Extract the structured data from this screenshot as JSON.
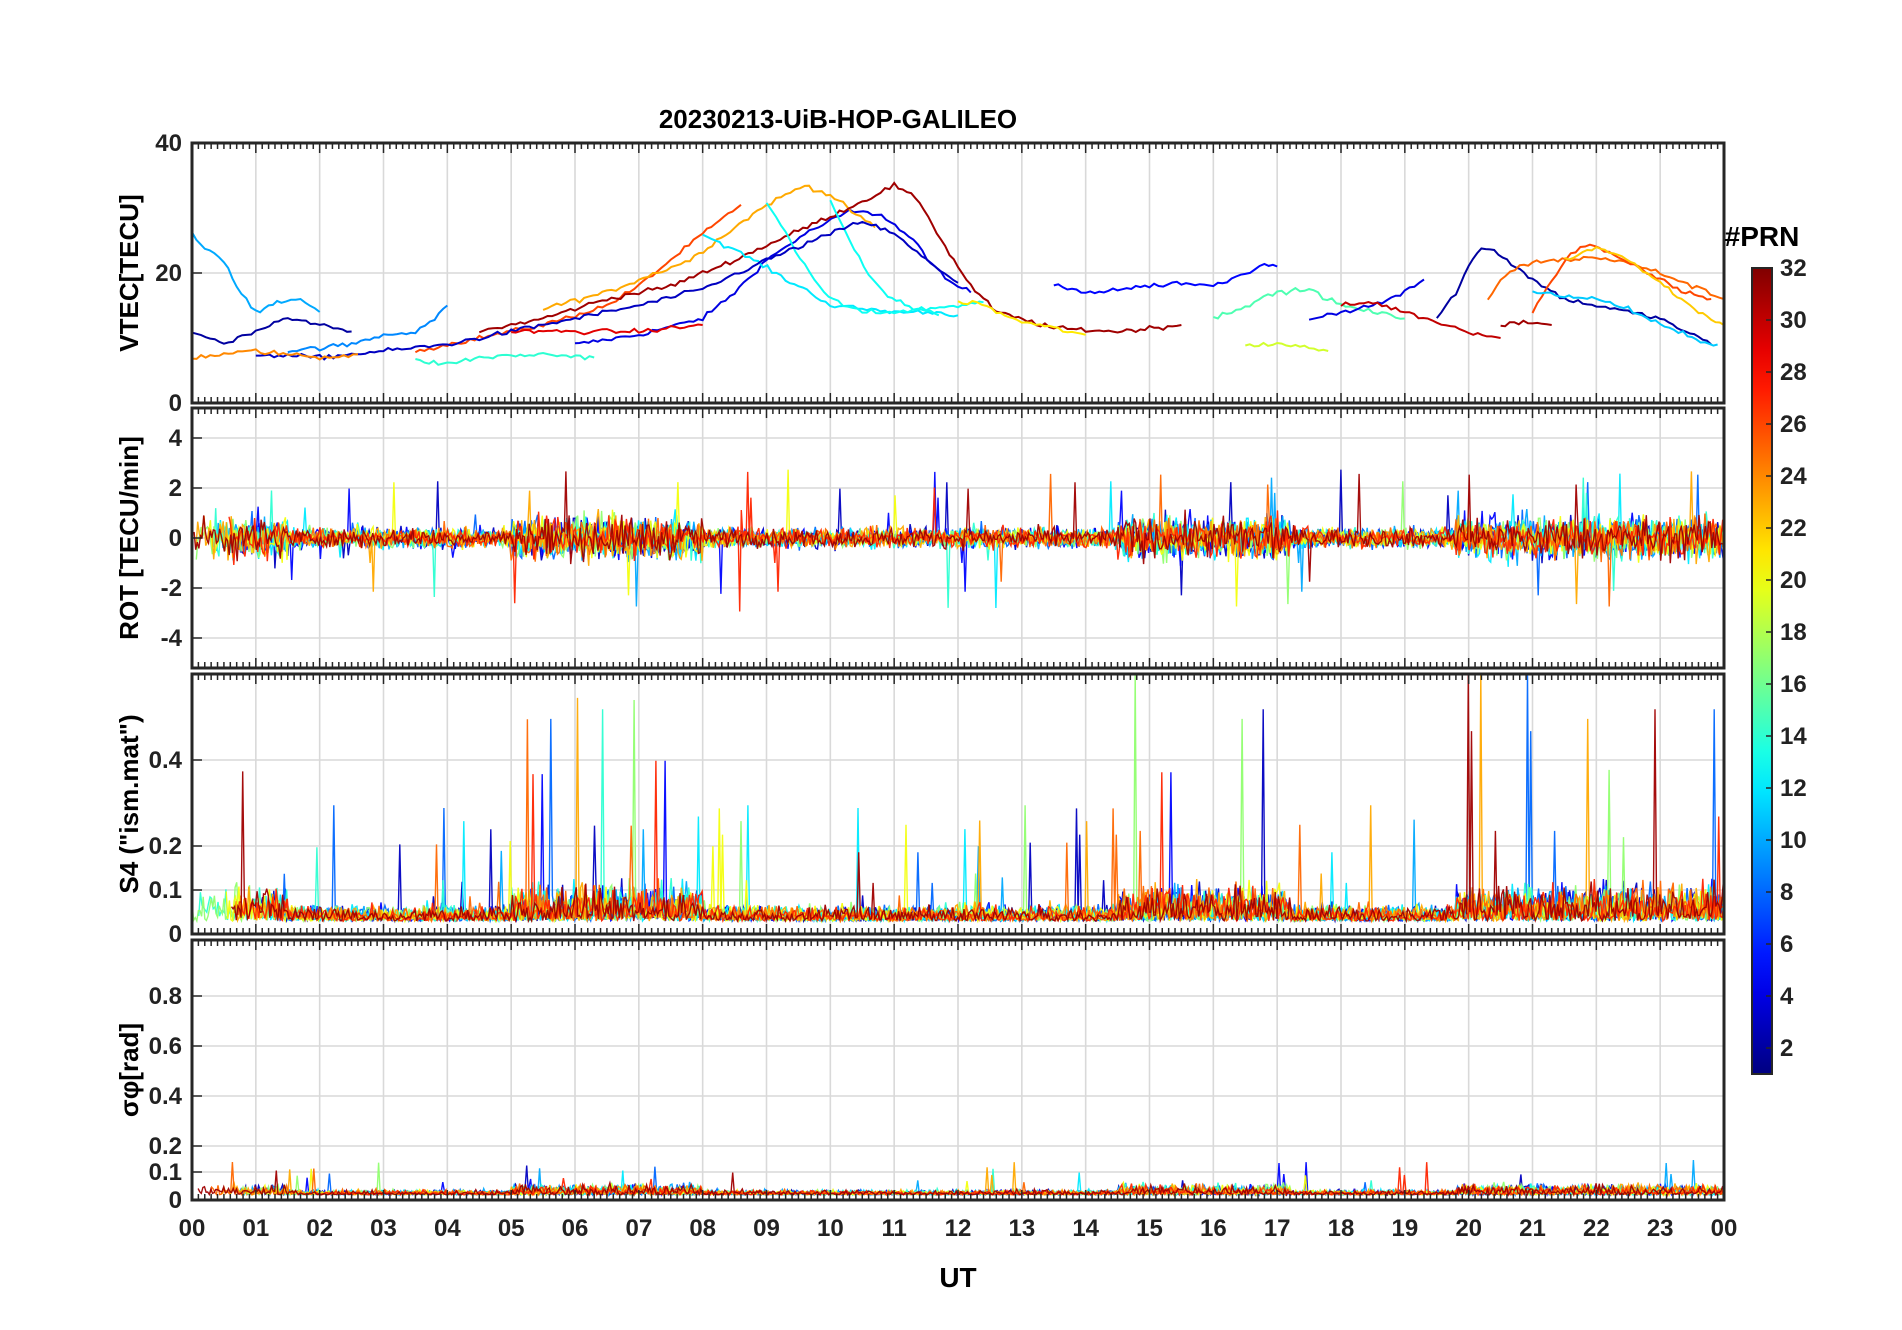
{
  "chart_data": {
    "type": "line",
    "title": "20230213-UiB-HOP-GALILEO",
    "xlabel": "UT",
    "x_ticks": [
      "00",
      "01",
      "02",
      "03",
      "04",
      "05",
      "06",
      "07",
      "08",
      "09",
      "10",
      "11",
      "12",
      "13",
      "14",
      "15",
      "16",
      "17",
      "18",
      "19",
      "20",
      "21",
      "22",
      "23",
      "00"
    ],
    "xlim": [
      0,
      24
    ],
    "colorbar": {
      "label": "#PRN",
      "range": [
        1,
        32
      ],
      "ticks": [
        "2",
        "4",
        "6",
        "8",
        "10",
        "12",
        "14",
        "16",
        "18",
        "20",
        "22",
        "24",
        "26",
        "28",
        "30",
        "32"
      ],
      "colormap": "jet"
    },
    "panels": [
      {
        "name": "vtec",
        "ylabel": "VTEC[TECU]",
        "ylim": [
          0,
          40
        ],
        "y_ticks": [
          "0",
          "20",
          "40"
        ],
        "series": [
          {
            "prn": 4,
            "points": [
              [
                6.0,
                9
              ],
              [
                7.0,
                10.5
              ],
              [
                8.0,
                13
              ],
              [
                8.5,
                17
              ],
              [
                9.0,
                22
              ],
              [
                9.6,
                26
              ],
              [
                10.3,
                29.5
              ],
              [
                10.8,
                29
              ],
              [
                11.3,
                25
              ],
              [
                11.8,
                19
              ],
              [
                12.2,
                17
              ]
            ]
          },
          {
            "prn": 26,
            "points": [
              [
                3.5,
                8
              ],
              [
                4.5,
                10
              ],
              [
                5.5,
                12
              ],
              [
                6.5,
                15
              ],
              [
                7.0,
                18
              ],
              [
                7.5,
                22
              ],
              [
                8.0,
                26
              ],
              [
                8.4,
                29
              ],
              [
                8.6,
                30.5
              ]
            ]
          },
          {
            "prn": 23,
            "points": [
              [
                5.5,
                14.5
              ],
              [
                6.5,
                17
              ],
              [
                7.0,
                19
              ],
              [
                7.8,
                22
              ],
              [
                8.5,
                27
              ],
              [
                9.0,
                30.5
              ],
              [
                9.6,
                33.5
              ],
              [
                10.0,
                32
              ],
              [
                10.4,
                29
              ],
              [
                10.7,
                27
              ]
            ]
          },
          {
            "prn": 31,
            "points": [
              [
                4.5,
                11
              ],
              [
                5.5,
                13
              ],
              [
                6.5,
                16
              ],
              [
                7.5,
                18
              ],
              [
                8.5,
                22
              ],
              [
                9.5,
                26.5
              ],
              [
                10.5,
                31
              ],
              [
                11.0,
                33.5
              ],
              [
                11.4,
                31
              ],
              [
                11.8,
                24
              ],
              [
                12.2,
                18
              ],
              [
                12.6,
                14
              ],
              [
                13.5,
                11.5
              ],
              [
                14.5,
                11
              ],
              [
                15.5,
                12
              ]
            ]
          },
          {
            "prn": 12,
            "points": [
              [
                8.0,
                26
              ],
              [
                8.4,
                24
              ],
              [
                8.8,
                22
              ],
              [
                9.3,
                19
              ],
              [
                9.7,
                17
              ],
              [
                10.0,
                15
              ],
              [
                10.5,
                14.5
              ],
              [
                11.0,
                14
              ],
              [
                11.6,
                14
              ],
              [
                12.0,
                13.5
              ]
            ]
          },
          {
            "prn": 13,
            "points": [
              [
                9.0,
                31
              ],
              [
                9.3,
                26
              ],
              [
                9.6,
                21
              ],
              [
                9.9,
                17
              ],
              [
                10.2,
                15
              ],
              [
                10.5,
                14
              ],
              [
                11.0,
                14
              ],
              [
                11.5,
                14.5
              ],
              [
                12.0,
                15
              ],
              [
                12.4,
                15.5
              ]
            ]
          },
          {
            "prn": 13,
            "points": [
              [
                10.0,
                31
              ],
              [
                10.3,
                25
              ],
              [
                10.6,
                20
              ],
              [
                10.9,
                16.5
              ],
              [
                11.3,
                14.5
              ],
              [
                11.7,
                13.5
              ]
            ]
          },
          {
            "prn": 3,
            "points": [
              [
                1.0,
                7.5
              ],
              [
                2.0,
                7
              ],
              [
                3.0,
                8
              ],
              [
                4.0,
                9
              ],
              [
                5.0,
                11
              ],
              [
                6.0,
                13
              ],
              [
                7.0,
                15
              ],
              [
                8.0,
                17.5
              ],
              [
                9.0,
                22
              ],
              [
                10.0,
                26
              ],
              [
                10.5,
                28
              ],
              [
                11.0,
                26
              ],
              [
                11.5,
                22
              ],
              [
                12.0,
                18.5
              ]
            ]
          },
          {
            "prn": 2,
            "points": [
              [
                0.0,
                11
              ],
              [
                0.5,
                9
              ],
              [
                1.0,
                11
              ],
              [
                1.5,
                13
              ],
              [
                2.0,
                12
              ],
              [
                2.5,
                11
              ]
            ]
          },
          {
            "prn": 10,
            "points": [
              [
                0.0,
                26
              ],
              [
                0.2,
                24
              ],
              [
                0.5,
                22
              ],
              [
                0.7,
                18
              ],
              [
                1.0,
                14
              ],
              [
                1.4,
                15.5
              ],
              [
                1.7,
                16
              ],
              [
                2.0,
                14
              ]
            ]
          },
          {
            "prn": 24,
            "points": [
              [
                0.0,
                7
              ],
              [
                0.5,
                7.5
              ],
              [
                1.0,
                8
              ],
              [
                1.5,
                7.5
              ],
              [
                2.0,
                7
              ],
              [
                2.6,
                7.5
              ]
            ]
          },
          {
            "prn": 9,
            "points": [
              [
                1.5,
                8
              ],
              [
                2.5,
                9
              ],
              [
                3.0,
                10.5
              ],
              [
                3.5,
                11
              ],
              [
                3.8,
                13
              ],
              [
                4.0,
                15
              ]
            ]
          },
          {
            "prn": 14,
            "points": [
              [
                3.5,
                6.5
              ],
              [
                4.0,
                6
              ],
              [
                4.5,
                7
              ],
              [
                5.5,
                7.5
              ],
              [
                6.3,
                7
              ]
            ]
          },
          {
            "prn": 29,
            "points": [
              [
                5.0,
                11
              ],
              [
                6.0,
                11
              ],
              [
                7.0,
                11
              ],
              [
                7.5,
                11.5
              ],
              [
                8.0,
                12
              ]
            ]
          },
          {
            "prn": 21,
            "points": [
              [
                12.0,
                15.5
              ],
              [
                12.3,
                15.5
              ],
              [
                12.6,
                14
              ],
              [
                13.0,
                12.5
              ],
              [
                13.5,
                11.5
              ],
              [
                14.0,
                10.5
              ]
            ]
          },
          {
            "prn": 5,
            "points": [
              [
                13.5,
                18
              ],
              [
                14.0,
                17
              ],
              [
                14.5,
                17.5
              ],
              [
                15.0,
                18
              ],
              [
                15.5,
                18.5
              ],
              [
                16.0,
                18
              ],
              [
                16.5,
                20
              ],
              [
                16.8,
                21.5
              ],
              [
                17.0,
                21
              ]
            ]
          },
          {
            "prn": 15,
            "points": [
              [
                16.0,
                13
              ],
              [
                16.5,
                15
              ],
              [
                17.0,
                17
              ],
              [
                17.5,
                17.5
              ],
              [
                18.0,
                15
              ],
              [
                18.5,
                14
              ],
              [
                19.0,
                13
              ]
            ]
          },
          {
            "prn": 19,
            "points": [
              [
                16.5,
                9
              ],
              [
                17.0,
                9
              ],
              [
                17.5,
                8.5
              ],
              [
                17.8,
                8
              ]
            ]
          },
          {
            "prn": 4,
            "points": [
              [
                17.5,
                13
              ],
              [
                18.0,
                14
              ],
              [
                18.5,
                15
              ],
              [
                19.0,
                17
              ],
              [
                19.3,
                19
              ]
            ]
          },
          {
            "prn": 30,
            "points": [
              [
                18.0,
                15
              ],
              [
                18.5,
                15.5
              ],
              [
                19.0,
                14
              ],
              [
                19.5,
                12.5
              ],
              [
                20.0,
                11
              ],
              [
                20.5,
                10
              ]
            ]
          },
          {
            "prn": 2,
            "points": [
              [
                19.5,
                13
              ],
              [
                19.8,
                17
              ],
              [
                20.0,
                21
              ],
              [
                20.2,
                24
              ],
              [
                20.4,
                23.5
              ],
              [
                20.6,
                22
              ],
              [
                21.0,
                19
              ],
              [
                21.5,
                16
              ],
              [
                22.0,
                15
              ],
              [
                22.5,
                14
              ],
              [
                23.0,
                13
              ],
              [
                23.4,
                11
              ],
              [
                23.8,
                9
              ]
            ]
          },
          {
            "prn": 25,
            "points": [
              [
                20.3,
                16
              ],
              [
                20.5,
                19
              ],
              [
                20.8,
                21
              ],
              [
                21.2,
                22
              ],
              [
                21.6,
                22
              ],
              [
                22.0,
                22.5
              ],
              [
                22.5,
                21.5
              ],
              [
                23.0,
                20
              ],
              [
                23.5,
                18
              ],
              [
                24.0,
                16
              ]
            ]
          },
          {
            "prn": 26,
            "points": [
              [
                21.0,
                14
              ],
              [
                21.3,
                19
              ],
              [
                21.6,
                23
              ],
              [
                21.9,
                24.5
              ],
              [
                22.2,
                23
              ],
              [
                22.6,
                21
              ],
              [
                23.0,
                19
              ],
              [
                23.4,
                17
              ],
              [
                23.8,
                16
              ]
            ]
          },
          {
            "prn": 22,
            "points": [
              [
                21.5,
                22
              ],
              [
                22.0,
                24
              ],
              [
                22.4,
                22.5
              ],
              [
                22.8,
                20
              ],
              [
                23.2,
                17
              ],
              [
                23.6,
                14
              ],
              [
                24.0,
                12
              ]
            ]
          },
          {
            "prn": 31,
            "points": [
              [
                20.5,
                12
              ],
              [
                21.0,
                12.5
              ],
              [
                21.3,
                12
              ]
            ]
          },
          {
            "prn": 11,
            "points": [
              [
                21.0,
                17
              ],
              [
                21.5,
                16.5
              ],
              [
                22.0,
                16
              ],
              [
                22.5,
                14.5
              ],
              [
                23.0,
                12
              ],
              [
                23.5,
                10
              ],
              [
                23.9,
                9
              ]
            ]
          }
        ]
      },
      {
        "name": "rot",
        "ylabel": "ROT [TECU/min]",
        "ylim": [
          -5.2,
          5.2
        ],
        "y_ticks": [
          "-4",
          "-2",
          "0",
          "2",
          "4"
        ]
      },
      {
        "name": "s4",
        "ylabel": "S4 (\"ism.mat\")",
        "ylim": [
          0,
          0.6
        ],
        "y_ticks": [
          "0",
          "0.1",
          "0.2",
          "0.4"
        ]
      },
      {
        "name": "sigma_phi",
        "ylabel": "σφ[rad]",
        "ylim": [
          0,
          1.0
        ],
        "y_ticks": [
          "0",
          "0.1",
          "0.2",
          "0.4",
          "0.6",
          "0.8"
        ]
      }
    ]
  }
}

§

- _Request_:
Look over the records above and copy each line that includes the string "TECU".

- _Reply_:
        "ylabel": "VTEC[TECU]",
        "ylabel": "ROT [TECU/min]",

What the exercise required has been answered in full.